PROBLEM TO WORK ON
Your task is to repeat all of the material exactly.

[Entries taken from a collection]
__________

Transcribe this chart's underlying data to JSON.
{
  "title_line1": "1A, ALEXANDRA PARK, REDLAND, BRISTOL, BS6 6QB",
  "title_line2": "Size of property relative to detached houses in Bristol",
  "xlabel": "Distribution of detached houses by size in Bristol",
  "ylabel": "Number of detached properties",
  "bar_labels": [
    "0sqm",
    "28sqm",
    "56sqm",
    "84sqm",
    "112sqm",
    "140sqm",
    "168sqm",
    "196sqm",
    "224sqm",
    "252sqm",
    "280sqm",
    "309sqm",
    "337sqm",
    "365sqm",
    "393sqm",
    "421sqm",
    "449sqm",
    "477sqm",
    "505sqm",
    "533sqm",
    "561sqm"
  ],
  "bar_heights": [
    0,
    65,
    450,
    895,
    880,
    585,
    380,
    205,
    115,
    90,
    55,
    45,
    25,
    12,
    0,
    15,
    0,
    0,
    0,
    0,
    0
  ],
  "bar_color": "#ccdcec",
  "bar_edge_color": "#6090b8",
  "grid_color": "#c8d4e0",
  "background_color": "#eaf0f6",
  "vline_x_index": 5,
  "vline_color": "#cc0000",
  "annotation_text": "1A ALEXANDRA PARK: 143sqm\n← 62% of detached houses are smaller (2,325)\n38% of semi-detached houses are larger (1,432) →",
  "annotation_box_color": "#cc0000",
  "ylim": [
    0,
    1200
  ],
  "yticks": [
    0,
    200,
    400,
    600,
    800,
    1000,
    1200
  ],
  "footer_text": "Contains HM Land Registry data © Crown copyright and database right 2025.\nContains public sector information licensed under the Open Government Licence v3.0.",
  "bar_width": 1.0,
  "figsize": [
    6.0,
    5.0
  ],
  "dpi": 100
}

__________

SOLVED PROBLEM
Transcribe this chart's underlying data to JSON.
{
  "title_line1": "1A, ALEXANDRA PARK, REDLAND, BRISTOL, BS6 6QB",
  "title_line2": "Size of property relative to detached houses in Bristol",
  "xlabel": "Distribution of detached houses by size in Bristol",
  "ylabel": "Number of detached properties",
  "bar_labels": [
    "0sqm",
    "28sqm",
    "56sqm",
    "84sqm",
    "112sqm",
    "140sqm",
    "168sqm",
    "196sqm",
    "224sqm",
    "252sqm",
    "280sqm",
    "309sqm",
    "337sqm",
    "365sqm",
    "393sqm",
    "421sqm",
    "449sqm",
    "477sqm",
    "505sqm",
    "533sqm",
    "561sqm"
  ],
  "bar_heights": [
    0,
    65,
    450,
    895,
    880,
    585,
    380,
    205,
    115,
    90,
    55,
    45,
    25,
    12,
    0,
    15,
    0,
    0,
    0,
    0,
    0
  ],
  "bar_color": "#ccdcec",
  "bar_edge_color": "#6090b8",
  "grid_color": "#c8d4e0",
  "background_color": "#eaf0f6",
  "vline_x_index": 5,
  "vline_color": "#cc0000",
  "annotation_text": "1A ALEXANDRA PARK: 143sqm\n← 62% of detached houses are smaller (2,325)\n38% of semi-detached houses are larger (1,432) →",
  "annotation_box_color": "#cc0000",
  "ylim": [
    0,
    1200
  ],
  "yticks": [
    0,
    200,
    400,
    600,
    800,
    1000,
    1200
  ],
  "footer_text": "Contains HM Land Registry data © Crown copyright and database right 2025.\nContains public sector information licensed under the Open Government Licence v3.0.",
  "bar_width": 1.0,
  "figsize": [
    6.0,
    5.0
  ],
  "dpi": 100
}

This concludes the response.